(Entries taken from a collection)
★ ★ ★ ★ ★

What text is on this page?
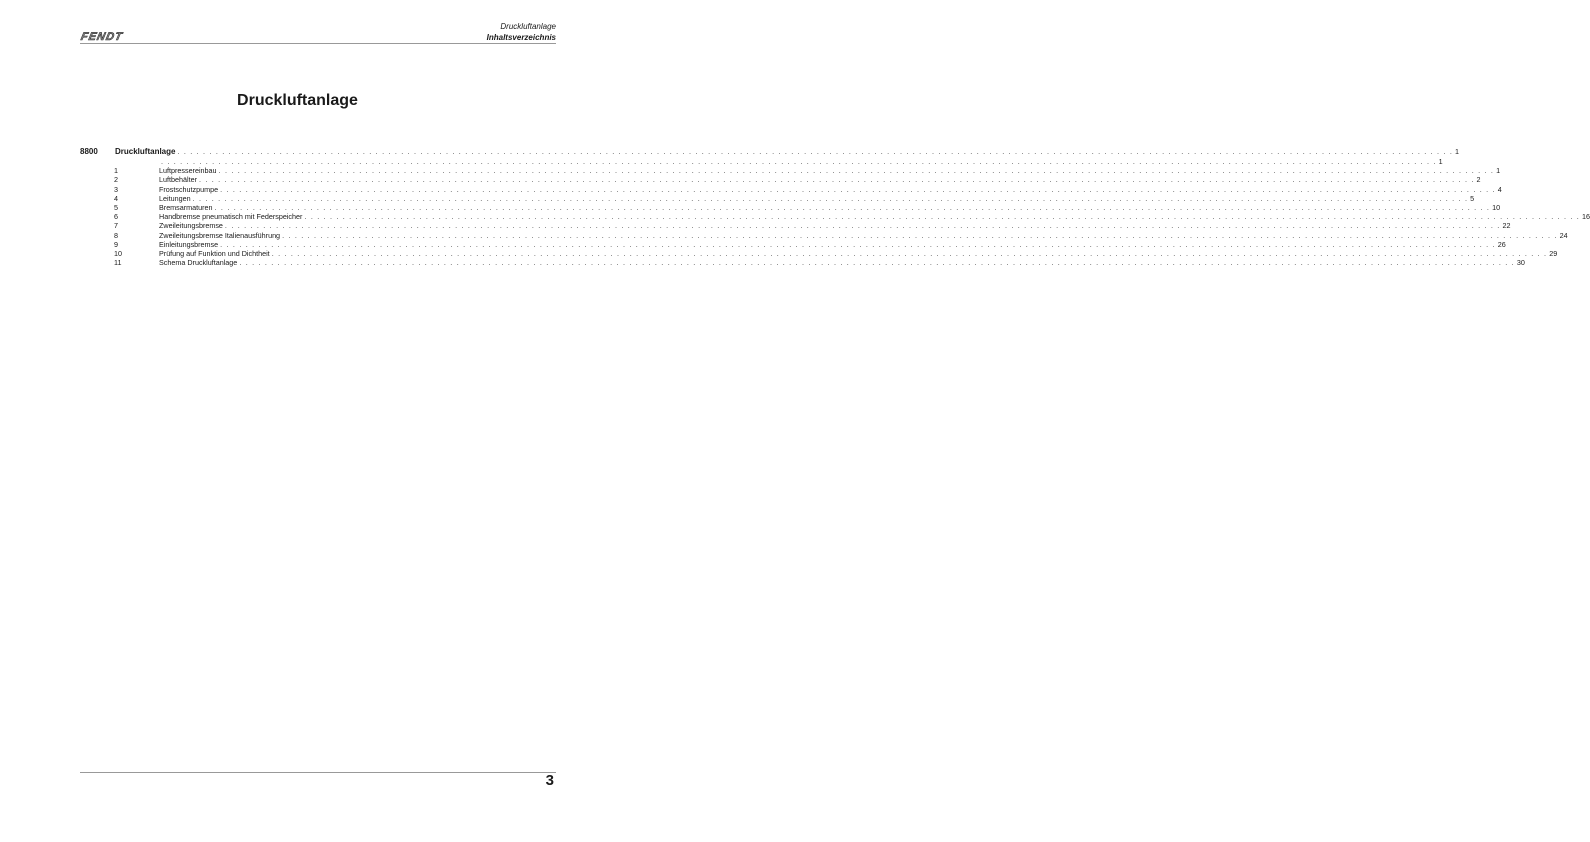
FENDT
Druckluftanlage
Inhaltsverzeichnis
Druckluftanlage
8800 Druckluftanlage . . . . . . . . . . . . . . . . . . . . . . . . . . . . . . . . . . . . . . . . . . . . . . . . . . . . . . . . . . . . . . . . . . . . . . . . . . . . . . . . . . . . . . . . . . . . . . . . . . . . . . . . . . . . . . . . . . . . . . . . . . . . . . . . . . . . . . . . . . . . . . . . . . . . . . . . . . . . . . . . . . . . . . . . . . . . . . . . . . . . . . . . . . . . . . . . . . . . . . . . 1
. . . . . . . . . . . . . . . . . . . . . . . . . . . . . . . . . . . . . . . . . . . . . . . . . . . . . . . . . . . . . . . . . . . . . . . . . . . . . . . . . . . . . . . . . . . . . . . . . . . . . . . . . . . . . . . . . . . . . . . . . . . . . . . . . . . . . . . . . . . . . . . . . . . . . . . . . . . . . . . . . . . . . . . . . . . . . . . . . . . . . . . . . . . . . . . . . . . . . . . . 1
1	Luftpressereinbau . . . . . . . . . . . . . . . . . . . . . . . . . . . . . . . . . . . . . . . . . . . . . . . . . . . . . . . . . . . . . . . . . . . . . . . . . . . . . . . . . . . . . . . . . . . . . . . . . . . . . . . . . . . . . . . . . . . . . . . . . . . . . . . . . . . . . . . . . . . . . . . . . . . . . . . . . . . . . . . . . . . . . . . . . . . . . . . . . . . . . . . . . . . . . . . . . . . . . . . . 1
2	Luftbehälter . . . . . . . . . . . . . . . . . . . . . . . . . . . . . . . . . . . . . . . . . . . . . . . . . . . . . . . . . . . . . . . . . . . . . . . . . . . . . . . . . . . . . . . . . . . . . . . . . . . . . . . . . . . . . . . . . . . . . . . . . . . . . . . . . . . . . . . . . . . . . . . . . . . . . . . . . . . . . . . . . . . . . . . . . . . . . . . . . . . . . . . . . . . . . . . . . . . . . . . . 2
3	Frostschutzpumpe . . . . . . . . . . . . . . . . . . . . . . . . . . . . . . . . . . . . . . . . . . . . . . . . . . . . . . . . . . . . . . . . . . . . . . . . . . . . . . . . . . . . . . . . . . . . . . . . . . . . . . . . . . . . . . . . . . . . . . . . . . . . . . . . . . . . . . . . . . . . . . . . . . . . . . . . . . . . . . . . . . . . . . . . . . . . . . . . . . . . . . . . . . . . . . . . . . . . . . . . 4
4	Leitungen . . . . . . . . . . . . . . . . . . . . . . . . . . . . . . . . . . . . . . . . . . . . . . . . . . . . . . . . . . . . . . . . . . . . . . . . . . . . . . . . . . . . . . . . . . . . . . . . . . . . . . . . . . . . . . . . . . . . . . . . . . . . . . . . . . . . . . . . . . . . . . . . . . . . . . . . . . . . . . . . . . . . . . . . . . . . . . . . . . . . . . . . . . . . . . . . . . . . . . . . 5
5	Bremsarmaturen . . . . . . . . . . . . . . . . . . . . . . . . . . . . . . . . . . . . . . . . . . . . . . . . . . . . . . . . . . . . . . . . . . . . . . . . . . . . . . . . . . . . . . . . . . . . . . . . . . . . . . . . . . . . . . . . . . . . . . . . . . . . . . . . . . . . . . . . . . . . . . . . . . . . . . . . . . . . . . . . . . . . . . . . . . . . . . . . . . . . . . . . . . . . . . . . . . . . . . . . 10
6	Handbremse pneumatisch mit Federspeicher . . . . . . . . . . . . . . . . . . . . . . . . . . . . . . . . . . . . . . . . . . . . . . . . . . . . . . . . . . . . . . . . . . . . . . . . . . . . . . . . . . . . . . . . . . . . . . . . . . . . . . . . . . . . . . . . . . . . . . . . . . . . . . . . . . . . . . . . . . . . . . . . . . . . . . . . . . . . . . . . . . . . . . . . . . . . . . . . . . . . . . . . . . . . . . . . . . . . . . . . 16
7	Zweileitungsbremse . . . . . . . . . . . . . . . . . . . . . . . . . . . . . . . . . . . . . . . . . . . . . . . . . . . . . . . . . . . . . . . . . . . . . . . . . . . . . . . . . . . . . . . . . . . . . . . . . . . . . . . . . . . . . . . . . . . . . . . . . . . . . . . . . . . . . . . . . . . . . . . . . . . . . . . . . . . . . . . . . . . . . . . . . . . . . . . . . . . . . . . . . . . . . . . . . . . . . . . . 22
8	Zweileitungsbremse Italienausführung . . . . . . . . . . . . . . . . . . . . . . . . . . . . . . . . . . . . . . . . . . . . . . . . . . . . . . . . . . . . . . . . . . . . . . . . . . . . . . . . . . . . . . . . . . . . . . . . . . . . . . . . . . . . . . . . . . . . . . . . . . . . . . . . . . . . . . . . . . . . . . . . . . . . . . . . . . . . . . . . . . . . . . . . . . . . . . . . . . . . . . . . . . . . . . . . . . . . . . . . 24
9	Einleitungsbremse . . . . . . . . . . . . . . . . . . . . . . . . . . . . . . . . . . . . . . . . . . . . . . . . . . . . . . . . . . . . . . . . . . . . . . . . . . . . . . . . . . . . . . . . . . . . . . . . . . . . . . . . . . . . . . . . . . . . . . . . . . . . . . . . . . . . . . . . . . . . . . . . . . . . . . . . . . . . . . . . . . . . . . . . . . . . . . . . . . . . . . . . . . . . . . . . . . . . . . . . 26
10	Prüfung auf Funktion und Dichtheit . . . . . . . . . . . . . . . . . . . . . . . . . . . . . . . . . . . . . . . . . . . . . . . . . . . . . . . . . . . . . . . . . . . . . . . . . . . . . . . . . . . . . . . . . . . . . . . . . . . . . . . . . . . . . . . . . . . . . . . . . . . . . . . . . . . . . . . . . . . . . . . . . . . . . . . . . . . . . . . . . . . . . . . . . . . . . . . . . . . . . . . . . . . . . . . . . . . . . . . . 29
11	Schema Druckluftanlage . . . . . . . . . . . . . . . . . . . . . . . . . . . . . . . . . . . . . . . . . . . . . . . . . . . . . . . . . . . . . . . . . . . . . . . . . . . . . . . . . . . . . . . . . . . . . . . . . . . . . . . . . . . . . . . . . . . . . . . . . . . . . . . . . . . . . . . . . . . . . . . . . . . . . . . . . . . . . . . . . . . . . . . . . . . . . . . . . . . . . . . . . . . . . . . . . . . . . . . . 30
3
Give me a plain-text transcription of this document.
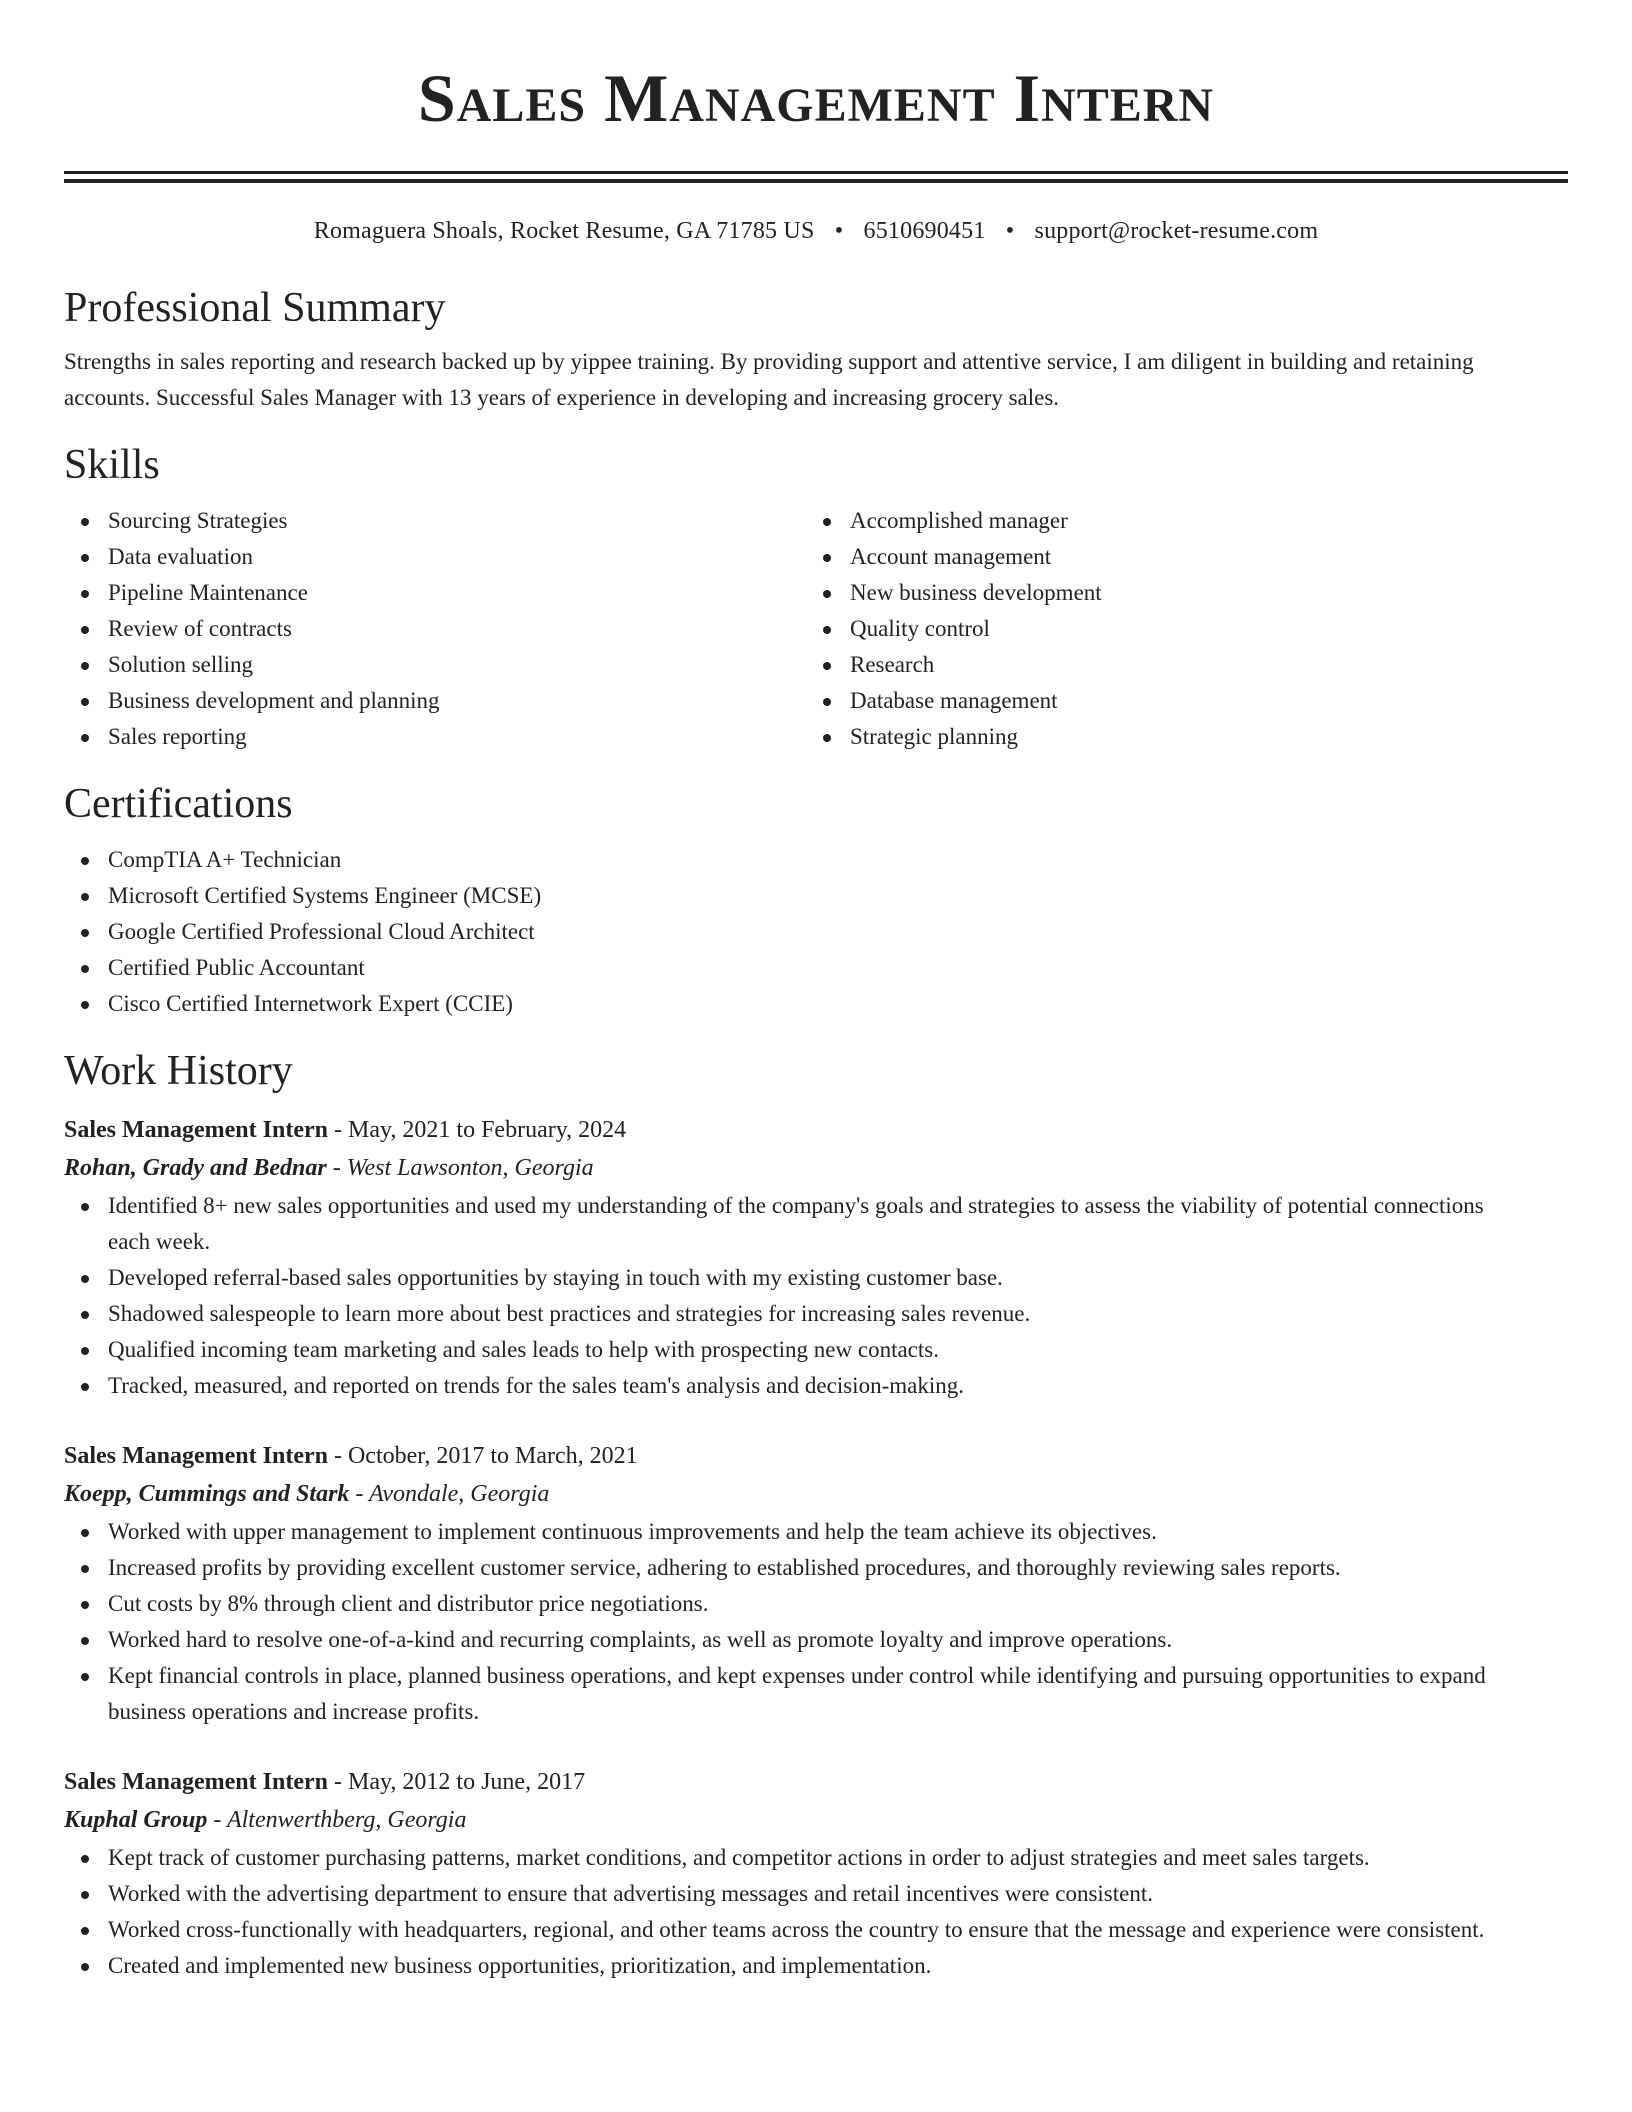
Sales Management Intern
Romaguera Shoals, Rocket Resume, GA 71785 US • 6510690451 • support@rocket-resume.com
Professional Summary

Strengths in sales reporting and research backed up by yippee training. By providing support and attentive service, I am diligent in building and retaining accounts. Successful Sales Manager with 13 years of experience in developing and increasing grocery sales.

Skills
Sourcing Strategies
Data evaluation
Pipeline Maintenance
Review of contracts
Solution selling
Business development and planning
Sales reporting
Accomplished manager
Account management
New business development
Quality control
Research
Database management
Strategic planning
Certifications
CompTIA A+ Technician
Microsoft Certified Systems Engineer (MCSE)
Google Certified Professional Cloud Architect
Certified Public Accountant
Cisco Certified Internetwork Expert (CCIE)
Work History
Sales Management Intern - May, 2021 to February, 2024
Rohan, Grady and Bednar - West Lawsonton, Georgia
Identified 8+ new sales opportunities and used my understanding of the company's goals and strategies to assess the viability of potential connections each week.
Developed referral-based sales opportunities by staying in touch with my existing customer base.
Shadowed salespeople to learn more about best practices and strategies for increasing sales revenue.
Qualified incoming team marketing and sales leads to help with prospecting new contacts.
Tracked, measured, and reported on trends for the sales team's analysis and decision-making.
Sales Management Intern - October, 2017 to March, 2021
Koepp, Cummings and Stark - Avondale, Georgia
Worked with upper management to implement continuous improvements and help the team achieve its objectives.
Increased profits by providing excellent customer service, adhering to established procedures, and thoroughly reviewing sales reports.
Cut costs by 8% through client and distributor price negotiations.
Worked hard to resolve one-of-a-kind and recurring complaints, as well as promote loyalty and improve operations.
Kept financial controls in place, planned business operations, and kept expenses under control while identifying and pursuing opportunities to expand business operations and increase profits.
Sales Management Intern - May, 2012 to June, 2017
Kuphal Group - Altenwerthberg, Georgia
Kept track of customer purchasing patterns, market conditions, and competitor actions in order to adjust strategies and meet sales targets.
Worked with the advertising department to ensure that advertising messages and retail incentives were consistent.
Worked cross-functionally with headquarters, regional, and other teams across the country to ensure that the message and experience were consistent.
Created and implemented new business opportunities, prioritization, and implementation.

★ ★ ★ ★ ★

Instructions to follow -> Search the entries for the word "experience" and copy every line that has it.

Written answer ->
Strengths in sales reporting and research backed up by yippee training. By providing support and attentive service, I am diligent in building and retaining accounts. Successful Sales Manager with 13 years of experience in developing and increasing grocery sales.
Worked cross-functionally with headquarters, regional, and other teams across the country to ensure that the message and experience were consistent.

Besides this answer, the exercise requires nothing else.